JOBS:
a - According to the post about David Byrne, which publication ran his most recent interview?
b - Please proceed with the post about David Byrne, writing on from the point where it stops.

DOCUMENT TEXT:
◇ ◇ ◇
Feb 012007
 

David Byrne’s uptight, control-freak inclinations are well-documented. (I had the dubious pleasure of watching him curse out tech-crew guys at a show at the Merriam Theatre a few years ago.) Nevertheless, while I find his newish status as an indie-rock elder statesman a little weird – considering, among other things, how well Talking Heads integrated themselves into the mainstream in their time – it seems to have brought out a kinder, gentler Byrne to the public sphere. His blog is interesting, if at times long-winded, and his recent interviews show a person genuinely interested in answering the questions and even engaging the reporter in something resembling a conversation. The most recent example is in New York Magazine.

What do you think of pop music right now? Do you consider yourself a pop musician?
◇ ◇ ◇
RAW DATA:

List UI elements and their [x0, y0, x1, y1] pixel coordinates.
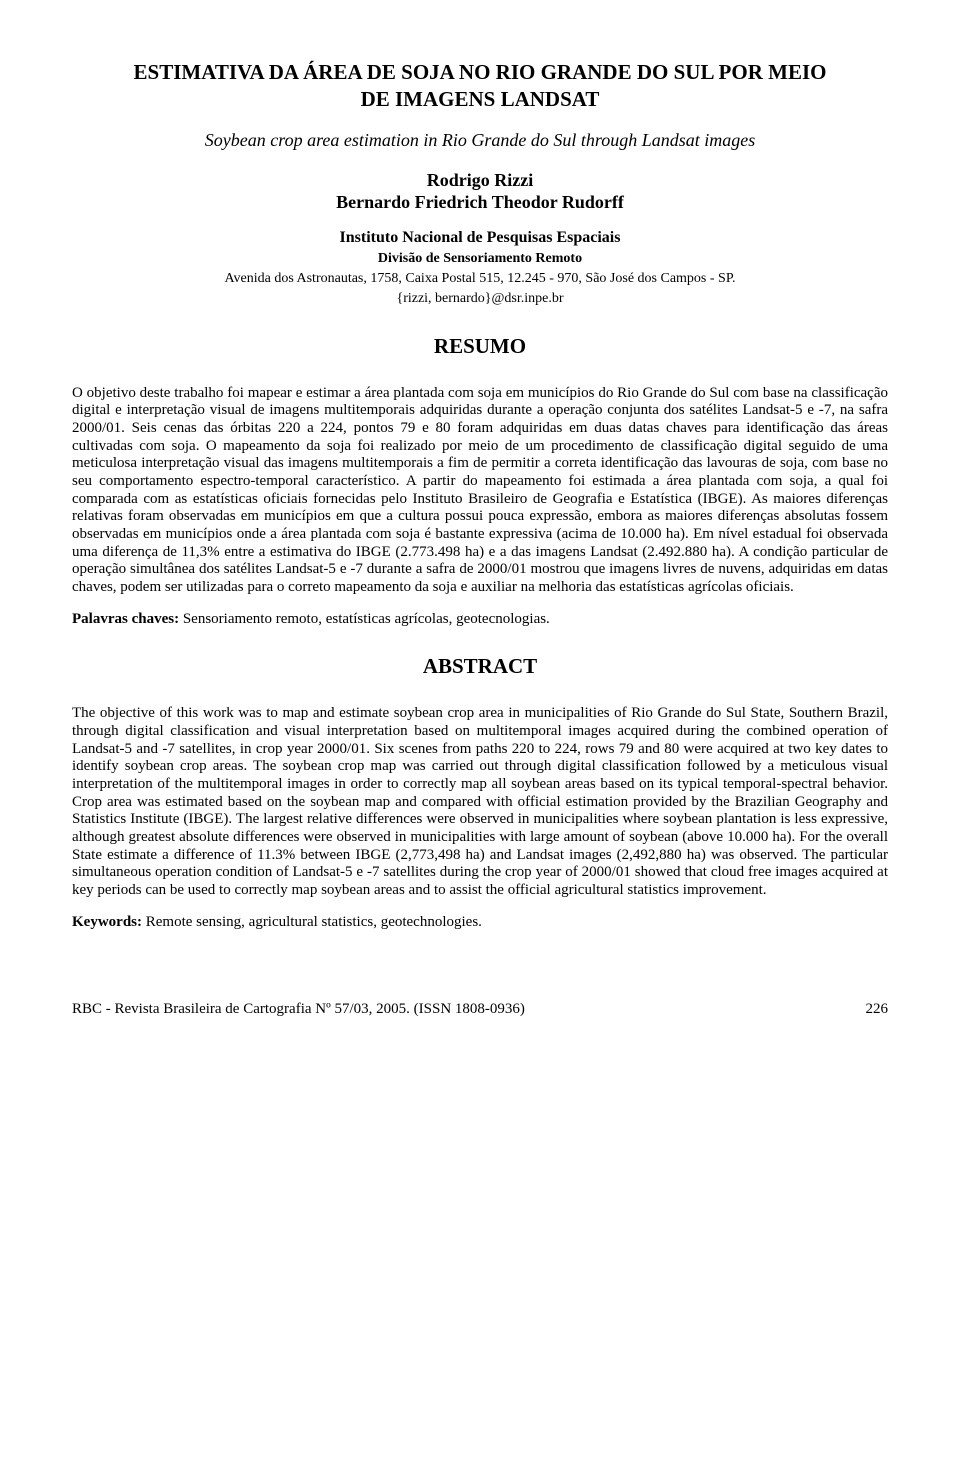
- authors-block: Rodrigo Rizzi Bernardo Friedrich Theodor…: [72, 169, 888, 214]
- resumo-keywords-text: Sensoriamento remoto, estatísticas agríc…: [179, 611, 550, 627]
- page-footer: RBC - Revista Brasileira de Cartografia …: [72, 1001, 888, 1019]
- abstract-keywords-line: Keywords: Remote sensing, agricultural s…: [72, 914, 888, 932]
- abstract-keywords-label: Keywords:: [72, 914, 142, 930]
- abstract-body: The objective of this work was to map an…: [72, 705, 888, 900]
- resumo-keywords-line: Palavras chaves: Sensoriamento remoto, e…: [72, 611, 888, 629]
- affiliation-email: {rizzi, bernardo}@dsr.inpe.br: [396, 291, 563, 306]
- affiliation-address: Avenida dos Astronautas, 1758, Caixa Pos…: [224, 271, 735, 286]
- paper-title-line1: ESTIMATIVA DA ÁREA DE SOJA NO RIO GRANDE…: [72, 60, 888, 85]
- resumo-heading: RESUMO: [72, 334, 888, 359]
- footer-journal-ref: RBC - Revista Brasileira de Cartografia …: [72, 1001, 525, 1019]
- abstract-keywords-text: Remote sensing, agricultural statistics,…: [142, 914, 482, 930]
- author-2: Bernardo Friedrich Theodor Rudorff: [336, 192, 624, 212]
- author-1: Rodrigo Rizzi: [427, 170, 533, 190]
- paper-title-line2: DE IMAGENS LANDSAT: [72, 87, 888, 112]
- affiliation-institution: Instituto Nacional de Pesquisas Espaciai…: [340, 229, 621, 246]
- resumo-keywords-label: Palavras chaves:: [72, 611, 179, 627]
- abstract-heading: ABSTRACT: [72, 654, 888, 679]
- resumo-body: O objetivo deste trabalho foi mapear e e…: [72, 385, 888, 597]
- affiliation-block: Instituto Nacional de Pesquisas Espaciai…: [72, 228, 888, 308]
- affiliation-division: Divisão de Sensoriamento Remoto: [378, 251, 582, 266]
- footer-page-number: 226: [866, 1001, 889, 1019]
- paper-subtitle: Soybean crop area estimation in Rio Gran…: [72, 130, 888, 151]
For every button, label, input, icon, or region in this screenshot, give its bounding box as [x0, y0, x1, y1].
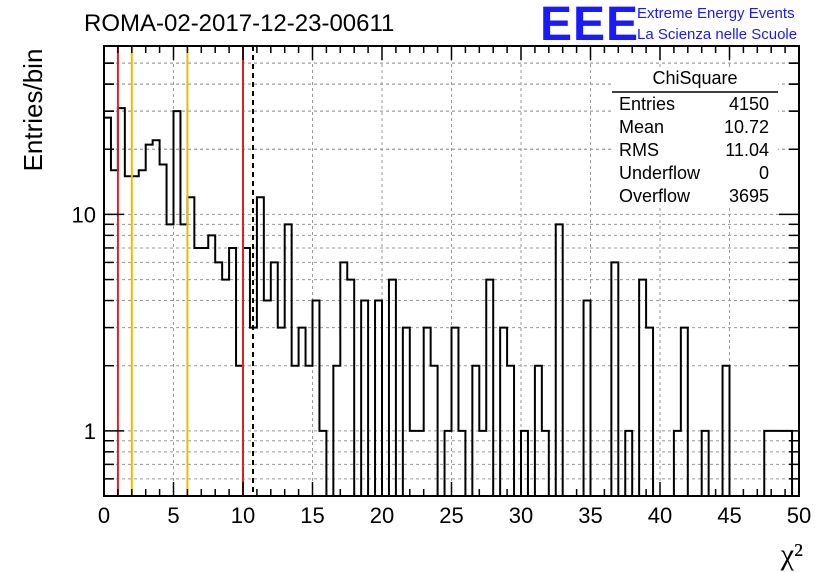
stats-box: ChiSquare Entries 4150 Mean 10.72 RMS 11… — [612, 68, 778, 208]
x-tick-label: 40 — [648, 503, 672, 528]
logo-line-1: Extreme Energy Events — [637, 5, 795, 22]
y-tick-label: 1 — [84, 419, 96, 444]
x-axis-label: χ² — [780, 538, 803, 571]
histogram-outline — [104, 107, 799, 497]
x-tick-label: 35 — [578, 503, 602, 528]
y-tick-label: 10 — [72, 202, 96, 227]
x-tick-label: 50 — [787, 503, 811, 528]
stats-value-underflow: 0 — [759, 163, 769, 183]
histogram-layer — [104, 107, 799, 497]
eee-logo: EEE — [540, 0, 639, 51]
stats-label-entries: Entries — [619, 94, 675, 114]
logo-line-2: La Scienza nelle Scuole — [637, 26, 797, 43]
stats-value-overflow: 3695 — [729, 186, 769, 206]
stats-label-rms: RMS — [619, 140, 659, 160]
vertical-lines-layer — [116, 46, 255, 496]
stats-value-entries: 4150 — [729, 94, 769, 114]
stats-value-mean: 10.72 — [724, 117, 769, 137]
x-tick-label: 20 — [370, 503, 394, 528]
grid-layer — [104, 46, 799, 496]
x-tick-label: 45 — [717, 503, 741, 528]
stats-value-rms: 11.04 — [725, 140, 769, 160]
axis-layer: 0 5 10 15 20 25 30 35 40 45 50 1 10 — [72, 46, 811, 528]
x-tick-label: 0 — [98, 503, 110, 528]
stats-title: ChiSquare — [652, 68, 737, 88]
x-tick-label: 25 — [439, 503, 463, 528]
chart-title: ROMA-02-2017-12-23-00611 — [84, 10, 394, 37]
x-tick-label: 5 — [167, 503, 179, 528]
stats-label-underflow: Underflow — [619, 163, 701, 183]
stats-label-mean: Mean — [619, 117, 664, 137]
x-tick-label: 30 — [509, 503, 533, 528]
stats-label-overflow: Overflow — [619, 186, 691, 206]
y-axis-label: Entries/bin — [18, 49, 48, 172]
x-tick-label: 10 — [231, 503, 255, 528]
x-tick-label: 15 — [300, 503, 324, 528]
◇ ◇ ◇
EXERCISE RESPONSES:
a - New York Magazine.

b -
I still do! And I’m totally fine, actually, with pop music right now. I like Justin Timberlake’s song, and — what is it, Christina Aguilera, “Ain’t No Other Man”? A pop song for me has to be like a watch, perfectly constructed, and some are, and then some, like that Beyoncé one, “Irreplaceable,” there’s one point where she rhymes a word with itself, which to me is just jarring. It’s like, Wait a minute, you can’t do that! You have to find a word that sounds like it to rhyme! You can’t rhyme “you” with “you.” Anyway.

Does it bother you that many people’s first association with you is that time?
Obviously, I’d like it if people had a wider view of what I’ve been doing throughout my life, but I’m also pragmatic; I know that, to some extent, that was when the stuff I was doing had its widest impact.

Kinda makes me feel bad that most people can’t tell his post-Heads albums apart.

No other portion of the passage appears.